-- TASK GOAL --
Among the entries, which lines carry the string "your"? Copy each of them.

────────────────

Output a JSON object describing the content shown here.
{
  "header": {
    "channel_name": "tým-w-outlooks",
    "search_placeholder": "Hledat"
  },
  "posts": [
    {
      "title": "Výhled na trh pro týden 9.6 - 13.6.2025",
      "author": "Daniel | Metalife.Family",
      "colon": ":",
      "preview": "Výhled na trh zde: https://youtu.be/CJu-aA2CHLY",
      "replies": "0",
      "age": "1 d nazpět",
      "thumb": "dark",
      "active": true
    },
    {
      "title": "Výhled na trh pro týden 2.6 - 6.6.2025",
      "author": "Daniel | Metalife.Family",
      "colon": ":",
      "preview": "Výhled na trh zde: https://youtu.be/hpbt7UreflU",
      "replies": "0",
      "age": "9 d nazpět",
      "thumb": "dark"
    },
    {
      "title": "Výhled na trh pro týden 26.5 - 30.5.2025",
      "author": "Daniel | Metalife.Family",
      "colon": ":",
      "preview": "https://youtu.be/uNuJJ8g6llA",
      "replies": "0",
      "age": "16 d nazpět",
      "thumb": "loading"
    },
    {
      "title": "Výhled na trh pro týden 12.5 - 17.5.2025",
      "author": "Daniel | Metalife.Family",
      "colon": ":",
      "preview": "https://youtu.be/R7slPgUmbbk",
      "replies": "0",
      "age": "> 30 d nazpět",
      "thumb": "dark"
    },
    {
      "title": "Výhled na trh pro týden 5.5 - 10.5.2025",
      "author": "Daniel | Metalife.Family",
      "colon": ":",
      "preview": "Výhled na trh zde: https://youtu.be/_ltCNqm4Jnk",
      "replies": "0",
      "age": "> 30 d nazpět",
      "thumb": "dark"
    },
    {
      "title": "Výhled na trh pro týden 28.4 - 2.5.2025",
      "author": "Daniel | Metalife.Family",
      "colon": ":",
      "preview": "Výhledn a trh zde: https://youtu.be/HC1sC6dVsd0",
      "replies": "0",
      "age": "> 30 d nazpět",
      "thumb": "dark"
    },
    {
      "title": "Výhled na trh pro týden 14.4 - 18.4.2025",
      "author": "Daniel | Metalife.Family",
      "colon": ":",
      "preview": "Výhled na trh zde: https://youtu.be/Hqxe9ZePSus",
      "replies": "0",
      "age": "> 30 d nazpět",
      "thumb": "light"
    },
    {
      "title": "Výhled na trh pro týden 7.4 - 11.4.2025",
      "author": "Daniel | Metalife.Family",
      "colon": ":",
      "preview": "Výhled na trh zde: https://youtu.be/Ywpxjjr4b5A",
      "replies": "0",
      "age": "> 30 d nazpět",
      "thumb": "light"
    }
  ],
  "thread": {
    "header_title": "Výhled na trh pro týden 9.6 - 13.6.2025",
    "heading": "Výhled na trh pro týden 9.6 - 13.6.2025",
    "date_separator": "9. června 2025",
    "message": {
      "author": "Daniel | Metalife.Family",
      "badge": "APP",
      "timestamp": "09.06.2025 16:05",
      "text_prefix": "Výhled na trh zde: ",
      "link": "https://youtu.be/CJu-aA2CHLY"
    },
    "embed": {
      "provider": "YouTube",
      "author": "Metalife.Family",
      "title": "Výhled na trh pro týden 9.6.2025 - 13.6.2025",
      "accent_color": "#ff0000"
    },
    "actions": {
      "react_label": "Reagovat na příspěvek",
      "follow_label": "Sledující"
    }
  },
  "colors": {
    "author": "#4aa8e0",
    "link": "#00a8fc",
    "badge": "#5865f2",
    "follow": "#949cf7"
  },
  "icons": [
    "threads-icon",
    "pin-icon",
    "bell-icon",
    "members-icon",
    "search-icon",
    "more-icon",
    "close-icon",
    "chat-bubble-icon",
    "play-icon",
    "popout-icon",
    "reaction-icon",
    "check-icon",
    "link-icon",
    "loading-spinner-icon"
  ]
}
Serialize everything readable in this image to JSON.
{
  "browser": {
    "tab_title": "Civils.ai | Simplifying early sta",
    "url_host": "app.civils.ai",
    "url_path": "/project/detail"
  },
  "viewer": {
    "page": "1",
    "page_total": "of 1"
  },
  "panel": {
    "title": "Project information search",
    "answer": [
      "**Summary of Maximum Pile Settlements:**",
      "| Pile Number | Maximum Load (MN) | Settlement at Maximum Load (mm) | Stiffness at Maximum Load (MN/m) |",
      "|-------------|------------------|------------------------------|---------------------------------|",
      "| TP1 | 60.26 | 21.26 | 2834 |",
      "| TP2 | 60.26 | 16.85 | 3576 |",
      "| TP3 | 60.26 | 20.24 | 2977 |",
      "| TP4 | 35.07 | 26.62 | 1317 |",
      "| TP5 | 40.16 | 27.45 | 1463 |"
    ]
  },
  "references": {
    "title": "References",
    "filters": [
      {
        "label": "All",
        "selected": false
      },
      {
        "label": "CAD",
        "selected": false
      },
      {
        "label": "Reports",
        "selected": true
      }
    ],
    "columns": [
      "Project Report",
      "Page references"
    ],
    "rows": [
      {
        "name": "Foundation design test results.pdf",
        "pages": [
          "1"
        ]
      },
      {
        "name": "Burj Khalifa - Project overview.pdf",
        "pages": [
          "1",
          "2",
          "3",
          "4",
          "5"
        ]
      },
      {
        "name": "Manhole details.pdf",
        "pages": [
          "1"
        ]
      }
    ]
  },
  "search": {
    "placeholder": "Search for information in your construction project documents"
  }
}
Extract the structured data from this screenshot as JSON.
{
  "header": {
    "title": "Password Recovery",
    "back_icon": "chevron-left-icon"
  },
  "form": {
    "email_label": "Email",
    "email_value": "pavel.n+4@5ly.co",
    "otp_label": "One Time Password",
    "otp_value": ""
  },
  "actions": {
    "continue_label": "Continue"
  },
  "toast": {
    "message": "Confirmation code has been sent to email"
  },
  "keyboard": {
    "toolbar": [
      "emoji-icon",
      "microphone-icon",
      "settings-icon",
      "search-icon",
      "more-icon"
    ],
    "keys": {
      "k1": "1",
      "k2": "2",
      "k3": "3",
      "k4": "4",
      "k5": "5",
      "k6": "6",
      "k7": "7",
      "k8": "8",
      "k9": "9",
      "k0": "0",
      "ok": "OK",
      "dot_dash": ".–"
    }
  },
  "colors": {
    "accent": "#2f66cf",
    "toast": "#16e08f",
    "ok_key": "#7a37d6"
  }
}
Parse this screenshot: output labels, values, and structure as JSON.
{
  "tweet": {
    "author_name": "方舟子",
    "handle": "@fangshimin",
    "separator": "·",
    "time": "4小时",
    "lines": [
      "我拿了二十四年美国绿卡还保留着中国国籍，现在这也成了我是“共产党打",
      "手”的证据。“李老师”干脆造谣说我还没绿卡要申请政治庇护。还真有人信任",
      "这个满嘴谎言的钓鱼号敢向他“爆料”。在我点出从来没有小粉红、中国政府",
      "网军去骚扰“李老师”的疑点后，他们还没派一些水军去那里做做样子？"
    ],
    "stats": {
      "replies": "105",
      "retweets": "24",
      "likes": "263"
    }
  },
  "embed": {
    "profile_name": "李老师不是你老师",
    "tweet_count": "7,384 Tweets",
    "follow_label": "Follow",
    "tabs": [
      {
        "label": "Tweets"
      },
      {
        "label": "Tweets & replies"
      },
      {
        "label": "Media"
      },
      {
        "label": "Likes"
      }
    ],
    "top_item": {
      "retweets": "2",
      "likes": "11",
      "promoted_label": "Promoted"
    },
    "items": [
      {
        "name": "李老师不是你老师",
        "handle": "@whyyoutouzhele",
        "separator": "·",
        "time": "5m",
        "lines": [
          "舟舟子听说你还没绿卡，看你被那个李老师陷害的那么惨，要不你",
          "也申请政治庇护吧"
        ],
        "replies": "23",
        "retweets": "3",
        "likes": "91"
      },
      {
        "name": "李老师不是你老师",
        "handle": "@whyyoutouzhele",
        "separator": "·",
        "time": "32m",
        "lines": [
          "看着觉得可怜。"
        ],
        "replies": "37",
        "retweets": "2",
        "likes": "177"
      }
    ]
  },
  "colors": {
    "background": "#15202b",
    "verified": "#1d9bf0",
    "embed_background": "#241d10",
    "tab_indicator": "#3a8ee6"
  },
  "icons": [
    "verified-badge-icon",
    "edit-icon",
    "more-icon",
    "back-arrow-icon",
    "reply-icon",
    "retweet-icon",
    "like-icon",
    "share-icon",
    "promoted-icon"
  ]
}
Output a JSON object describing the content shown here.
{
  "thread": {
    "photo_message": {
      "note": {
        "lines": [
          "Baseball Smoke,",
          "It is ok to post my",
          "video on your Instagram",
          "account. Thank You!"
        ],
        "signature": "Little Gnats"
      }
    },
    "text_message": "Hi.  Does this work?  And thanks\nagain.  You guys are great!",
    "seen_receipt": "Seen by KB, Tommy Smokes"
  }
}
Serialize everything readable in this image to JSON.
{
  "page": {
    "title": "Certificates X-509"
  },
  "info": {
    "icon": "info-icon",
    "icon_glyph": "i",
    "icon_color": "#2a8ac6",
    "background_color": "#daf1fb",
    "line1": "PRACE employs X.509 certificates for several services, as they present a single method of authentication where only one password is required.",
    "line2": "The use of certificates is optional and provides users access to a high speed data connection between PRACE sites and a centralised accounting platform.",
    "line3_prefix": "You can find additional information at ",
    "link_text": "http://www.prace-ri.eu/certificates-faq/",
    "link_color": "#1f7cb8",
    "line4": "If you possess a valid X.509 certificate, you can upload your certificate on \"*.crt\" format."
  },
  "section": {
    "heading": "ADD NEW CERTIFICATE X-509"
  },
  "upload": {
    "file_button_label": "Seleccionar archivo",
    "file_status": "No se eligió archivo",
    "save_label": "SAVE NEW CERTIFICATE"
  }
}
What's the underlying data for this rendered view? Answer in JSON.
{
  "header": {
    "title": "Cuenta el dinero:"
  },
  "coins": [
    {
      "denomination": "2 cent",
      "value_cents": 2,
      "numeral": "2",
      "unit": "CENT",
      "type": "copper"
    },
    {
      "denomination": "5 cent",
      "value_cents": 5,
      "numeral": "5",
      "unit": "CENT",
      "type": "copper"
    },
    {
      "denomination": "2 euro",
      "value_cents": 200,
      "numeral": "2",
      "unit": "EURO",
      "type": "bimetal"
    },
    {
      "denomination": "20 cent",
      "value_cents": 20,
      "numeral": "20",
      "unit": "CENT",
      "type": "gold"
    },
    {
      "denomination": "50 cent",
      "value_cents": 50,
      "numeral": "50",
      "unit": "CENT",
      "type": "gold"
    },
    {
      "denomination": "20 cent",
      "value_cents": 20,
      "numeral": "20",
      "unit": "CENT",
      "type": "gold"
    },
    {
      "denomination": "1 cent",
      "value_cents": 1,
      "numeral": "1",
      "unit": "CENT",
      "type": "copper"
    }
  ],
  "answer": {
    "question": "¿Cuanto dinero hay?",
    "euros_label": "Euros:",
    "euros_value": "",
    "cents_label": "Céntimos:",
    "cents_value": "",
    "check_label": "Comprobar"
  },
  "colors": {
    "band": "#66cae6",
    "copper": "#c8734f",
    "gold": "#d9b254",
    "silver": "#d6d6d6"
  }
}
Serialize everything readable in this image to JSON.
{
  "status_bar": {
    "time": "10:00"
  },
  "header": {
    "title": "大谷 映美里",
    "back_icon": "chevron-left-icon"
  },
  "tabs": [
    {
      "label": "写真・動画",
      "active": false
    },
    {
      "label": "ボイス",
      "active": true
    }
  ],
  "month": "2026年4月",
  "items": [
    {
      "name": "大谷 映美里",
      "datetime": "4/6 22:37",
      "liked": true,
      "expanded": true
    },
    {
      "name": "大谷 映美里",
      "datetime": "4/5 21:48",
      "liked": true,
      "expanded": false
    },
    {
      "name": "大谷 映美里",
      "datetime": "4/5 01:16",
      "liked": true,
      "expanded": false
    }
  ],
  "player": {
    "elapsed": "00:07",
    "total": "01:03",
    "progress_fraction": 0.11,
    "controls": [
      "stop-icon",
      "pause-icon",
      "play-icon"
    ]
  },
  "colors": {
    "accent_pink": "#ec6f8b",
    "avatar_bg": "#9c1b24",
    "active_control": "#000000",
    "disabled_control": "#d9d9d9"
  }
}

────────────────

-- ANSWER TO THIS PROBLEM --
    "placeholder": "Search for information in your construction project documents"
          "video on your Instagram",
    "line4": "If you possess a valid X.509 certificate, you can upload your certificate on \"*.crt\" format."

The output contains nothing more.